Of all the lines in these entries, how many contain the string "title"? Give only that count.
▶
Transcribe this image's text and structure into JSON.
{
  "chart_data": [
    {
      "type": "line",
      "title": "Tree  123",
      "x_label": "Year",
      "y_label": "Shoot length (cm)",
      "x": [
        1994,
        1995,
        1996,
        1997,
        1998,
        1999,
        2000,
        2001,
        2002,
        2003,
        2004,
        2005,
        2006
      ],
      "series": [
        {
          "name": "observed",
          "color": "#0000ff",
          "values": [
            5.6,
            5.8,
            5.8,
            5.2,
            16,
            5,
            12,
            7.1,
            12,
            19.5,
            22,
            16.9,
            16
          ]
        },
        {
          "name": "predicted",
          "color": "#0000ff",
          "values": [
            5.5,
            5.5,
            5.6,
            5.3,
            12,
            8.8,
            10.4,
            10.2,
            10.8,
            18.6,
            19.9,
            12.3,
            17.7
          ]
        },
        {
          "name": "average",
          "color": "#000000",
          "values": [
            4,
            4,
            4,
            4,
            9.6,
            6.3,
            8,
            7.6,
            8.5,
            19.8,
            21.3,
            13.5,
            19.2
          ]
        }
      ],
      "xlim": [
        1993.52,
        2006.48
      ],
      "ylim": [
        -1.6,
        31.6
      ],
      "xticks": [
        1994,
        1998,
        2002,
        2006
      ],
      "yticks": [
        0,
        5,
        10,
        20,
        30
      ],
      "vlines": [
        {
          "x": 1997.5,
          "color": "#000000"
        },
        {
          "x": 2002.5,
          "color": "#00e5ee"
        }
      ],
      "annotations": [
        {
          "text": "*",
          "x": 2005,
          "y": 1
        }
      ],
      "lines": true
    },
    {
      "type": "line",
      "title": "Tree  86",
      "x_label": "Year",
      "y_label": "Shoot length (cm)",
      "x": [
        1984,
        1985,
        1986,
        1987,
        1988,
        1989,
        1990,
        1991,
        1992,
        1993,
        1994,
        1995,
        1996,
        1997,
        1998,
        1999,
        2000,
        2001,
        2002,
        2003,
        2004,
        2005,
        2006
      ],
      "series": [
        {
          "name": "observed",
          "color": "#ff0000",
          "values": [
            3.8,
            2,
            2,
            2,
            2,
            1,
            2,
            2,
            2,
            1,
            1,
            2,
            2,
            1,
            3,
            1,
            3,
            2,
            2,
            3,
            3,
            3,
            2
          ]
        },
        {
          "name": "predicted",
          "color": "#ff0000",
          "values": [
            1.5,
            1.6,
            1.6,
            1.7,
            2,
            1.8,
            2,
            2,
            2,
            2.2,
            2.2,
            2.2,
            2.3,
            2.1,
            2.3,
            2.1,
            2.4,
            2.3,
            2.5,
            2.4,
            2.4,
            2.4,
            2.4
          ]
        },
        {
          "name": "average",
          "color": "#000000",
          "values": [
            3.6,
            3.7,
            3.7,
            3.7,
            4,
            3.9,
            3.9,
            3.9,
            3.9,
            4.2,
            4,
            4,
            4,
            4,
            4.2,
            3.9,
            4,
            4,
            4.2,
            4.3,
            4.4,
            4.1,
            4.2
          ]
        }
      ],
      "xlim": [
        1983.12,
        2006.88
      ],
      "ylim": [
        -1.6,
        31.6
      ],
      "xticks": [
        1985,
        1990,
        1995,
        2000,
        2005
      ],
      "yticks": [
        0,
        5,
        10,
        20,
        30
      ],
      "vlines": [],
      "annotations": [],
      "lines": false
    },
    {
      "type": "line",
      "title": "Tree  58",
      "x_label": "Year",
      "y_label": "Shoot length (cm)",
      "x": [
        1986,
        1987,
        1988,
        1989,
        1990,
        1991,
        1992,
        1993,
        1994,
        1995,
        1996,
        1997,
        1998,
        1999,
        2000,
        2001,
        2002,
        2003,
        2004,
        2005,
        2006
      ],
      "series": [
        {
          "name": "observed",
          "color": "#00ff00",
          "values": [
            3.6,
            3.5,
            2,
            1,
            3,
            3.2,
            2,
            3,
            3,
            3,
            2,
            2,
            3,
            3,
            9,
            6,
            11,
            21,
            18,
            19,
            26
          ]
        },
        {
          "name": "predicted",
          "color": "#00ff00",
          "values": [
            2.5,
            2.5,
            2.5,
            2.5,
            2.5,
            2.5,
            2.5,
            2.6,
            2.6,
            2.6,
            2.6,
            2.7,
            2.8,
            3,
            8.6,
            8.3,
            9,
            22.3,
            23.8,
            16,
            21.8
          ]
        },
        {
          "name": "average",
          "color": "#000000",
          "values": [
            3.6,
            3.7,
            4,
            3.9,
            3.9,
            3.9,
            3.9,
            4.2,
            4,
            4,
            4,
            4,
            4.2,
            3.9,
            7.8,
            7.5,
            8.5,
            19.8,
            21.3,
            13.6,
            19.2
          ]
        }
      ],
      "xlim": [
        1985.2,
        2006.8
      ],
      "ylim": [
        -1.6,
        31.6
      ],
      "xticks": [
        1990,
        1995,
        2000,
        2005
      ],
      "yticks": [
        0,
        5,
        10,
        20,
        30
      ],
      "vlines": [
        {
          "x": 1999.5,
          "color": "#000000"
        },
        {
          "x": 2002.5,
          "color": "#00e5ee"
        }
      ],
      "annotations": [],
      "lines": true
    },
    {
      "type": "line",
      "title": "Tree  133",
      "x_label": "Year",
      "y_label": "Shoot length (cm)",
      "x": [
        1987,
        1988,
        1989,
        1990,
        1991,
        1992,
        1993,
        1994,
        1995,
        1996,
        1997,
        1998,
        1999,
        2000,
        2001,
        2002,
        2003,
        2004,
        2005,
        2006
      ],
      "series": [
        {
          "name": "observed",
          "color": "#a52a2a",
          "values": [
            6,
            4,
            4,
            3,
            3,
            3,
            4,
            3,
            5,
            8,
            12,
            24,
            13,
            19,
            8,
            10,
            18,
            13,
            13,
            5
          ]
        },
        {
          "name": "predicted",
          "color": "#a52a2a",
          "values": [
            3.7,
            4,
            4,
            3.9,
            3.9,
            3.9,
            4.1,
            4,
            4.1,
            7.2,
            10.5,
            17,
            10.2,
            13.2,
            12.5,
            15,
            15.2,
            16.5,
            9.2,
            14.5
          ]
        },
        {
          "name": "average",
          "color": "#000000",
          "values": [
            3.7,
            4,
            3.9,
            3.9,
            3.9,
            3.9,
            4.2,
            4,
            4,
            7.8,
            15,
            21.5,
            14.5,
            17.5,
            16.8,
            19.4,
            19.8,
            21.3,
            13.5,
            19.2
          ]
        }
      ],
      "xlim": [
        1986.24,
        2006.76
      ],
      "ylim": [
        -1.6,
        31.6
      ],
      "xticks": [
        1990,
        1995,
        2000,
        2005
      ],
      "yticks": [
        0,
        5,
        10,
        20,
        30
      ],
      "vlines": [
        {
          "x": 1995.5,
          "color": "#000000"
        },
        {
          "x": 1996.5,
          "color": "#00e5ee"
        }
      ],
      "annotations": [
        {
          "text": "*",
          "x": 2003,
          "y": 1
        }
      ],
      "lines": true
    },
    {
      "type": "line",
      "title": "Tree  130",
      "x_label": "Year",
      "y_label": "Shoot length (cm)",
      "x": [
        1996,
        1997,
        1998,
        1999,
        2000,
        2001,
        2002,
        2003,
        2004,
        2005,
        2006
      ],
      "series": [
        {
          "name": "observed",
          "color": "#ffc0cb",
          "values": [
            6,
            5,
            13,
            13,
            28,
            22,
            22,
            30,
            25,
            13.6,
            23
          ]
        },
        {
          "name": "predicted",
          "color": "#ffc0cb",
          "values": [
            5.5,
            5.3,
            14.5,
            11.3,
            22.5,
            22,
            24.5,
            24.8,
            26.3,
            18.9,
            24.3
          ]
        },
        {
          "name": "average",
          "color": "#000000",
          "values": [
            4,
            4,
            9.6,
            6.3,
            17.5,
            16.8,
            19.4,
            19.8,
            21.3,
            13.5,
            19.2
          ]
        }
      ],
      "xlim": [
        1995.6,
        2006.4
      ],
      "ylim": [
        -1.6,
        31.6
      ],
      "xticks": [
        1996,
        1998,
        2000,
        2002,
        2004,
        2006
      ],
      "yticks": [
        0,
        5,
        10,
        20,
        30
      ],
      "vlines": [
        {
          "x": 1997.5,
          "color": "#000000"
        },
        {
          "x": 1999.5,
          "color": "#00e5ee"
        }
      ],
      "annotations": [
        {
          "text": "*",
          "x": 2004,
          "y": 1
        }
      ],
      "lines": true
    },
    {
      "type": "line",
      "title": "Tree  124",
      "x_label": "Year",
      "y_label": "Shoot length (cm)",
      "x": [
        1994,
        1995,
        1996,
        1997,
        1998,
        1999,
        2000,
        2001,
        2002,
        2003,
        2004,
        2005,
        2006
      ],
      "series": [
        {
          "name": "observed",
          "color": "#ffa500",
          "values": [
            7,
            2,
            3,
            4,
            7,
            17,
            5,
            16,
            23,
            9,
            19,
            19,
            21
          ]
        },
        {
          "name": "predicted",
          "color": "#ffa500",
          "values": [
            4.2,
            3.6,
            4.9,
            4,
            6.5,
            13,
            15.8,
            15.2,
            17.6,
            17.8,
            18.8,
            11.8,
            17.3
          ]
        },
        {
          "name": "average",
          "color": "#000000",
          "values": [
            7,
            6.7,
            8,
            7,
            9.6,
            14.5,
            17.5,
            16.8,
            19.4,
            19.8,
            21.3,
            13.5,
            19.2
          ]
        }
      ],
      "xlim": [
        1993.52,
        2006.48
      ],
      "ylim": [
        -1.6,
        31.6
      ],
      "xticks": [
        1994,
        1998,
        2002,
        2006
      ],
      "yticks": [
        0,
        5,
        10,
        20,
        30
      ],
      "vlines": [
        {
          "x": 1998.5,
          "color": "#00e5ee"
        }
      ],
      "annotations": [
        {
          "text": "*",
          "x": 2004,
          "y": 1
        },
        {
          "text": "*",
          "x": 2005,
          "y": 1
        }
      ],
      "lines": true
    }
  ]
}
◀
Output for this task:
6